__Stated exercise__
Tell how many lines in the data below include the word "плотность". The answer is the number only.
---- Data excerpts
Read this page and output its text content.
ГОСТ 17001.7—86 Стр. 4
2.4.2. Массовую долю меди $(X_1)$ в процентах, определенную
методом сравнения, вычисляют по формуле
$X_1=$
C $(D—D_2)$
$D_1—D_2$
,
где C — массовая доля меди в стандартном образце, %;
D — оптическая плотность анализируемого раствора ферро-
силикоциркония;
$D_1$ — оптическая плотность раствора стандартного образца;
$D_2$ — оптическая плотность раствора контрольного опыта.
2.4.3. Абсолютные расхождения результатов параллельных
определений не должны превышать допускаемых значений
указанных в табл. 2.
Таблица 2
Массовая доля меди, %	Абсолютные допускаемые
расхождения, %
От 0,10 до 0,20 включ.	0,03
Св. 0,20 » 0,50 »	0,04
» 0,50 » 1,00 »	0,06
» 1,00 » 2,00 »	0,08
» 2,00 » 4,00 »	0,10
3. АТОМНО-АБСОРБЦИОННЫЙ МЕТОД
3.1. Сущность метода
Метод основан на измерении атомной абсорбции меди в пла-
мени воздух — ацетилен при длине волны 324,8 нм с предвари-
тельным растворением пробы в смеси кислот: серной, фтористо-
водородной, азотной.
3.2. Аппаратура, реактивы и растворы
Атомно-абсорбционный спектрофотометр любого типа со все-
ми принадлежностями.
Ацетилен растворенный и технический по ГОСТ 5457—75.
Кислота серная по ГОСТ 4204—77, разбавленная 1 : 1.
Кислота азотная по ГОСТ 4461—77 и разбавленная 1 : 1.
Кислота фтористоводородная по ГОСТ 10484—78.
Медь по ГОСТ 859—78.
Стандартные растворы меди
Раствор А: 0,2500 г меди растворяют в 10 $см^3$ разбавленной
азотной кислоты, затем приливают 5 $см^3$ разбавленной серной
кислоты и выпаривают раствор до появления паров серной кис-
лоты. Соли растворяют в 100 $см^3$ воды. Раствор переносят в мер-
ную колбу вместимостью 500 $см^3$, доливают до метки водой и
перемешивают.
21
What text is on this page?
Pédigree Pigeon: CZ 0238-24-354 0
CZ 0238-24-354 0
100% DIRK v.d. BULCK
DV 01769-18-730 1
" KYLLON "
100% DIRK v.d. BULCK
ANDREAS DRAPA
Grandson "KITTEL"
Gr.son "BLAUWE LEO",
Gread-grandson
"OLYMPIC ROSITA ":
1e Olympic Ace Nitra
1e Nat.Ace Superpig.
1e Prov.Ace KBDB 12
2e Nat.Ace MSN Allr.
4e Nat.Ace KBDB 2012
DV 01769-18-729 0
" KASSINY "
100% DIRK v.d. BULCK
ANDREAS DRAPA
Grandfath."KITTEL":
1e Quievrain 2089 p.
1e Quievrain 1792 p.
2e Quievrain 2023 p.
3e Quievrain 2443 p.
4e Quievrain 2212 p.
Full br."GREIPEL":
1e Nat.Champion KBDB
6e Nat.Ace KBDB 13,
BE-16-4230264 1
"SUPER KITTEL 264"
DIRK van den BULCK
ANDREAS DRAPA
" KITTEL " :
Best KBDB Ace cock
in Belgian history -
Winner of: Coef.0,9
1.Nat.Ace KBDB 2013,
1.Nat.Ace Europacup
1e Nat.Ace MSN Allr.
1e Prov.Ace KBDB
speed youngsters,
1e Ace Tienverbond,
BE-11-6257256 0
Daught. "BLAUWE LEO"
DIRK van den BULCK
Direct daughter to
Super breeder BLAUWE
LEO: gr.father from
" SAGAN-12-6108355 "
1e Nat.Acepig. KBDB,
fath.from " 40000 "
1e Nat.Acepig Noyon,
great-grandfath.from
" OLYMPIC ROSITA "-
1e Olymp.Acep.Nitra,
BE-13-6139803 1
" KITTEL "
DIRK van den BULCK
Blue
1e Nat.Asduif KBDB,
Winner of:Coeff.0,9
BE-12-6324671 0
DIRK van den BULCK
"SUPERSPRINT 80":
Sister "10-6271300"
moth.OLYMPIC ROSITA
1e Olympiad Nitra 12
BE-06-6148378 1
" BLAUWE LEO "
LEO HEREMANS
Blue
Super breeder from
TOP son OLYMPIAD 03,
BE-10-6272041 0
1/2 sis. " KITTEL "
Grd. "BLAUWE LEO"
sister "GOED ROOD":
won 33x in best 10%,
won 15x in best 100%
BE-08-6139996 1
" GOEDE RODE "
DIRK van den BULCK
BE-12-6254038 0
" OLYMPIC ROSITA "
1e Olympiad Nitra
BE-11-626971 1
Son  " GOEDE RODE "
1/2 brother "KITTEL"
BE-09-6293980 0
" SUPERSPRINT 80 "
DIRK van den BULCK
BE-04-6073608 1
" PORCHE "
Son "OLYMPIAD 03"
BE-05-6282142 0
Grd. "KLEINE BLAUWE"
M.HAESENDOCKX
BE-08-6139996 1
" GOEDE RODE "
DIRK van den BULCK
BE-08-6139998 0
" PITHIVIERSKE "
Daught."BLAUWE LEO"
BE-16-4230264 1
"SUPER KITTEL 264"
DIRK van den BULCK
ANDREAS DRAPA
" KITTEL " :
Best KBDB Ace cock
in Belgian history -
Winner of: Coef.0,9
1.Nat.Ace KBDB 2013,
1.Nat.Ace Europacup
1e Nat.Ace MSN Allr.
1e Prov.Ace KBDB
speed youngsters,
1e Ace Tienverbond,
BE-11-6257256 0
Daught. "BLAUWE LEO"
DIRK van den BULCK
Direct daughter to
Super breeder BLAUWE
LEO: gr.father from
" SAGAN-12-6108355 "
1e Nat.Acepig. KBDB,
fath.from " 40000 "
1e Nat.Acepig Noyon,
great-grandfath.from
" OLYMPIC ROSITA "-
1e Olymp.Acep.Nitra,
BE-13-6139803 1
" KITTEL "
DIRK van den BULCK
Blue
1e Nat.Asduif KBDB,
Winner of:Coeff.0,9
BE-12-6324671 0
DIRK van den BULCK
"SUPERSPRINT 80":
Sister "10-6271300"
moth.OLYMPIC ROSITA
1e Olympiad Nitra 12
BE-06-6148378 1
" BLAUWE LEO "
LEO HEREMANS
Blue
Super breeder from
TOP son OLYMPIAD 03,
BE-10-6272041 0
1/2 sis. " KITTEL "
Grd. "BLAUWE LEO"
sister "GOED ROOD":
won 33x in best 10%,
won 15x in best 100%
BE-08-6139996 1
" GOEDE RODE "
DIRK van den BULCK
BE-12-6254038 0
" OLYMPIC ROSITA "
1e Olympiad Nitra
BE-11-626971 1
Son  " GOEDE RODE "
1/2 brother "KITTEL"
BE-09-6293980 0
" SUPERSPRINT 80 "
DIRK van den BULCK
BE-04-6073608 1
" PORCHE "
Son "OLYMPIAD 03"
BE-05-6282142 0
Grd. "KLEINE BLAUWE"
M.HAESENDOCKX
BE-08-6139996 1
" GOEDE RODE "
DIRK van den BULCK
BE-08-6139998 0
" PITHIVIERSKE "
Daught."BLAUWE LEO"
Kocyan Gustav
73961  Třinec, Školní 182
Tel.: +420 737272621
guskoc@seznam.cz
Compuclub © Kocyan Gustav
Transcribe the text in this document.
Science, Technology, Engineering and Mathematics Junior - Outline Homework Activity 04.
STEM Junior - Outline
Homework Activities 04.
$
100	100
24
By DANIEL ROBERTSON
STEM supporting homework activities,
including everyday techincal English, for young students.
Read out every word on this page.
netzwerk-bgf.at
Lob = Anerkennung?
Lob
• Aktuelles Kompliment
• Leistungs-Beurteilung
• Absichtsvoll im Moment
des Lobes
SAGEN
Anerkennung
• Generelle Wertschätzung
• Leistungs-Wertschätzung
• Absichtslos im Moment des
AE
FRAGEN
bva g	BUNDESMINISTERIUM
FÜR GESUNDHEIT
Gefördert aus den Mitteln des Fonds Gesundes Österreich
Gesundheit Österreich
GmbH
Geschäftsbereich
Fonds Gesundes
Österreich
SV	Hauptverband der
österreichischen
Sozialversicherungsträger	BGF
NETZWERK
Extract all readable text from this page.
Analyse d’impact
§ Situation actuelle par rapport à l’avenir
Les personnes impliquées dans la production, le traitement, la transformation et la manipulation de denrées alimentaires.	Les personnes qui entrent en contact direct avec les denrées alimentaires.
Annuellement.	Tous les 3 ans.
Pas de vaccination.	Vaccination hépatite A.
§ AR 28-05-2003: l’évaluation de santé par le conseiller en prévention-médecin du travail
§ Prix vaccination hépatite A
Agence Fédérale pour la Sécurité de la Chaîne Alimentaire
--------
__Result__
3